▶ _TASK BRIEF_
Extract every line that contains the string "this".

▶ _MATERIAL FOR THE TASK_
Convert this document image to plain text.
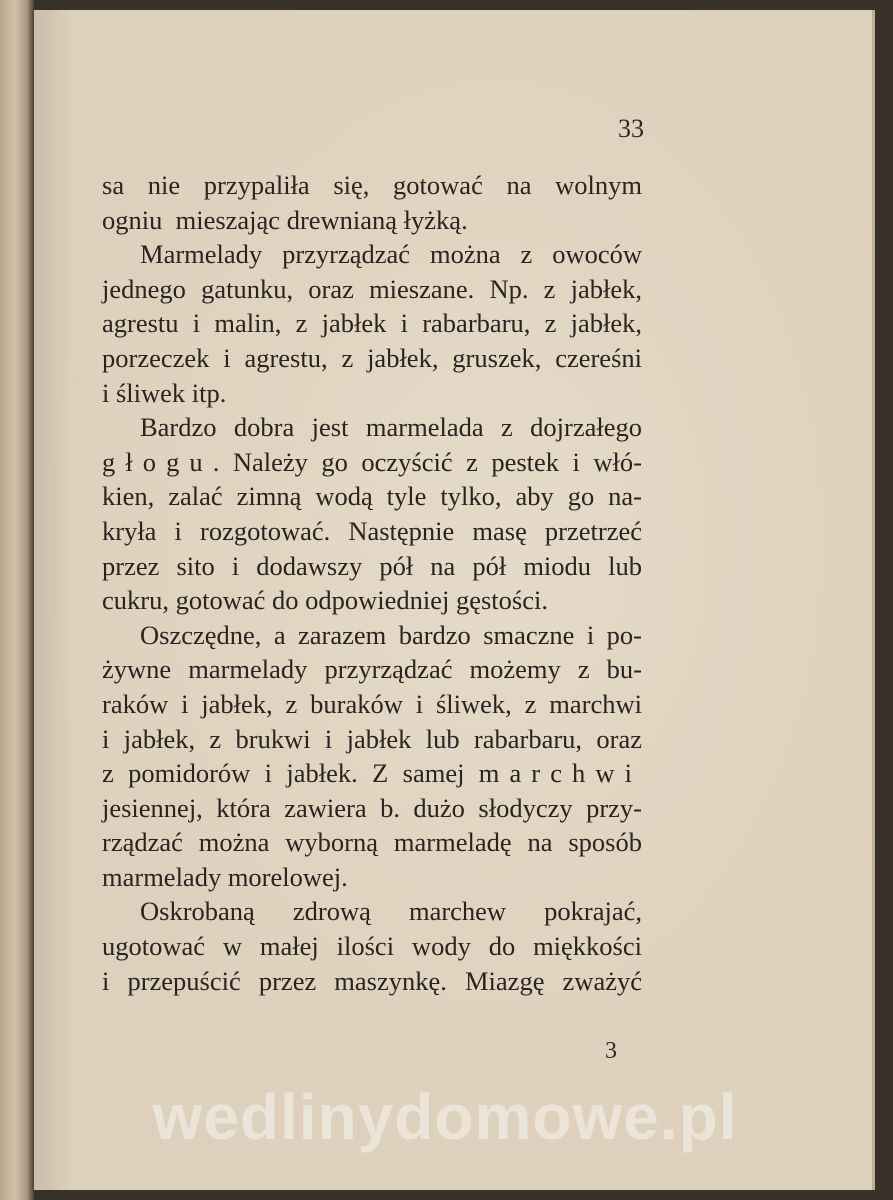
33
sa nie przypaliła się, gotować na wolnym
ogniu  mieszając drewnianą łyżką.
Marmelady przyrządzać można z owoców
jednego gatunku, oraz mieszane. Np. z jabłek,
agrestu i malin, z jabłek i rabarbaru, z jabłek,
porzeczek i agrestu, z jabłek, gruszek, czereśni
i śliwek itp.
Bardzo dobra jest marmelada z dojrzałego
głogu. Należy go oczyścić z pestek i włó-
kien, zalać zimną wodą tyle tylko, aby go na-
kryła i rozgotować. Następnie masę przetrzeć
przez sito i dodawszy pół na pół miodu lub
cukru, gotować do odpowiedniej gęstości.
Oszczędne, a zarazem bardzo smaczne i po-
żywne marmelady przyrządzać możemy z bu-
raków i jabłek, z buraków i śliwek, z marchwi
i jabłek, z brukwi i jabłek lub rabarbaru, oraz
z pomidorów i jabłek. Z samej marchwi
jesiennej, która zawiera b. dużo słodyczy przy-
rządzać można wyborną marmeladę na sposób
marmelady morelowej.
Oskrobaną zdrową marchew pokrajać,
ugotować w małej ilości wody do miękkości
i przepuścić przez maszynkę. Miazgę zważyć
3
wedlinydomowe.pl
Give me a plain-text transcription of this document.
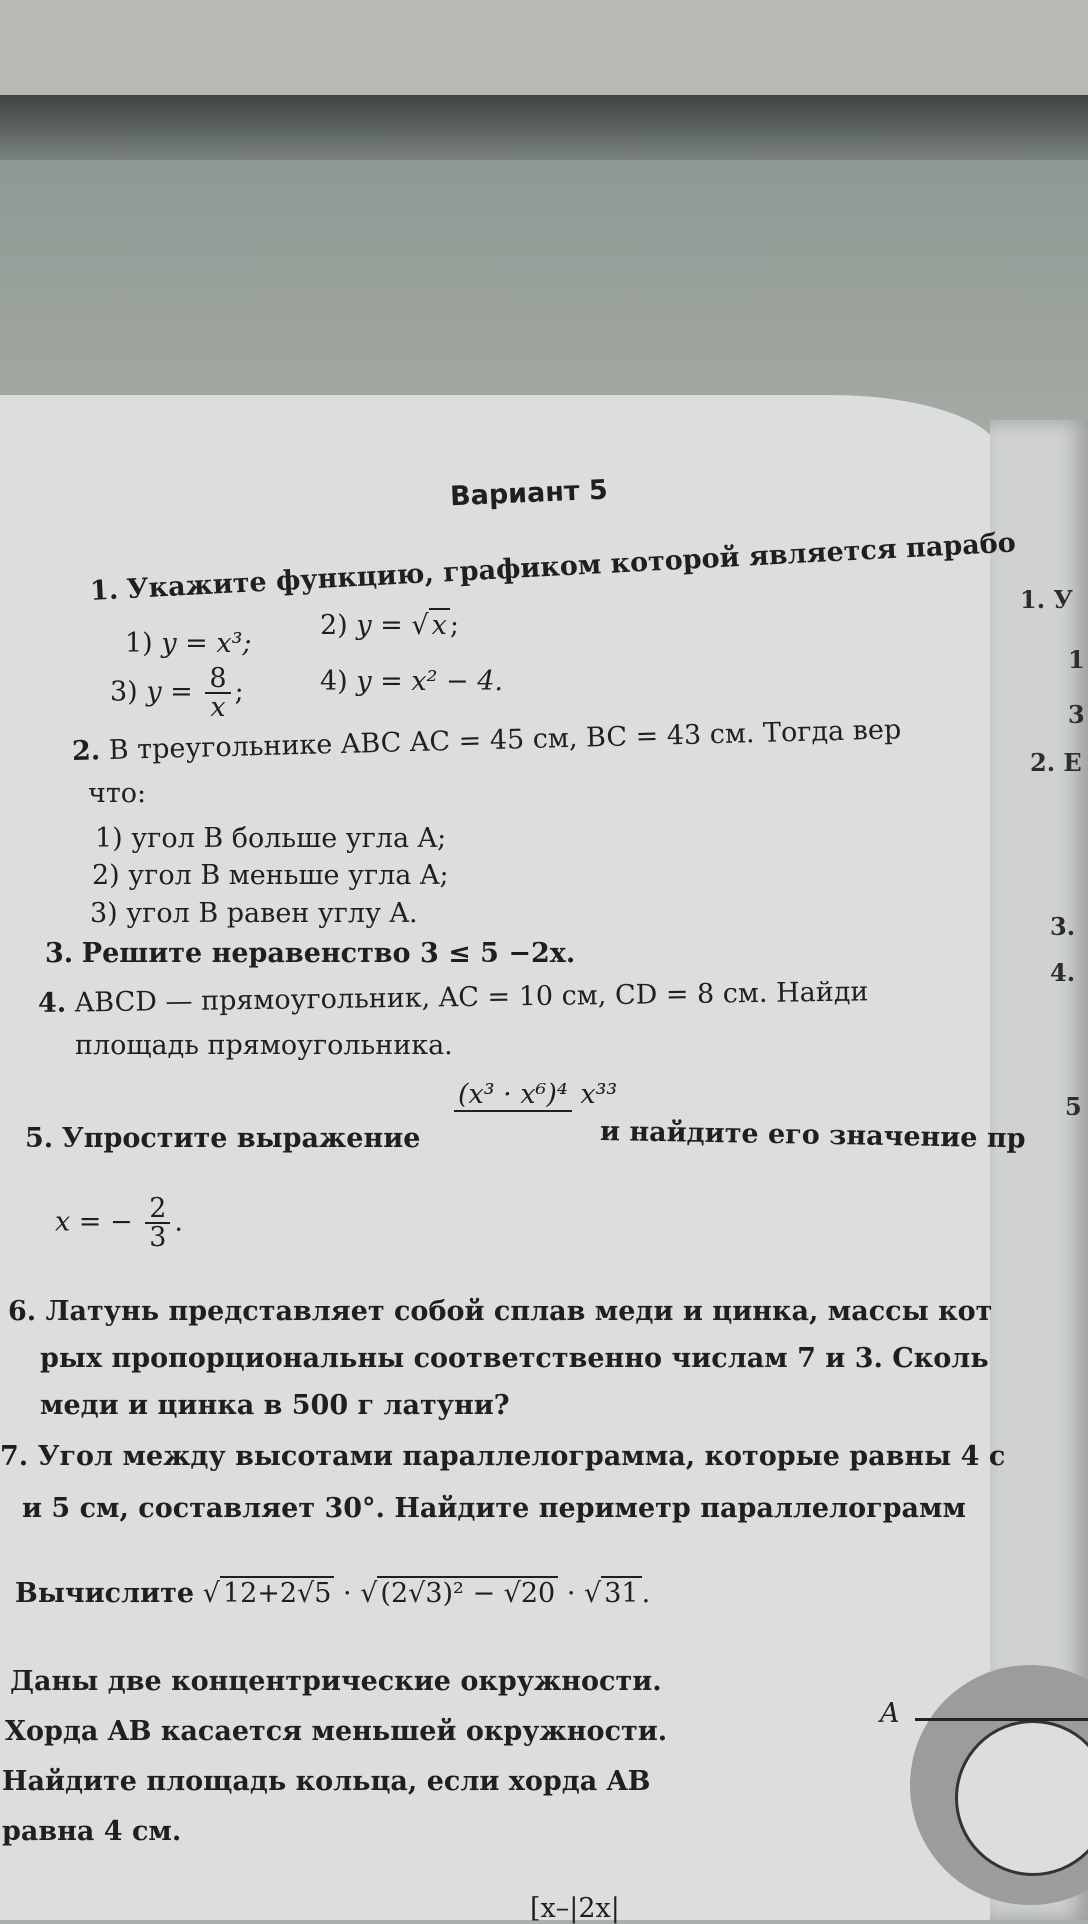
Вариант 5
1. Укажите функцию, графиком которой является парабо
1) y = x³;
2) y = √ x ;
3) $y = \frac{8}{x}$ ;	4) y = x² − 4.
2. В треугольнике ABC AC = 45 см, BC = 43 см. Тогда вер
что:
1) угол B больше угла A;
2) угол B меньше угла A;
3) угол B равен углу A.
3. Решите неравенство 3 ≤ 5 −2x.
4. ABCD — прямоугольник, AC = 10 см, CD = 8 см. Найди
площадь прямоугольника.
5. Упростите выражение
(x³ · x⁶)⁴ x³³
и найдите его значение пр
x = − $\frac{2}{3}$ .
6. Латунь представляет собой сплав меди и цинка, массы кот
рых пропорциональны соответственно числам 7 и 3. Сколь
меди и цинка в 500 г латуни?
7. Угол между высотами параллелограмма, которые равны 4 с
и 5 см, составляет 30°. Найдите периметр параллелограмм
Вычислите √ 12+2√5 · √ (2√3)² − √20 · √ 31 .
Даны две концентрические окружности.
Хорда AB касается меньшей окружности.
Найдите площадь кольца, если хорда AB
равна 4 см.
A
[x–|2x|
1. У
1
3
2. Е
3.
4.
5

▶ _REPLY TO THE TASK_
Convert this document image to plain text.
Give me a plain-text transcription of this document.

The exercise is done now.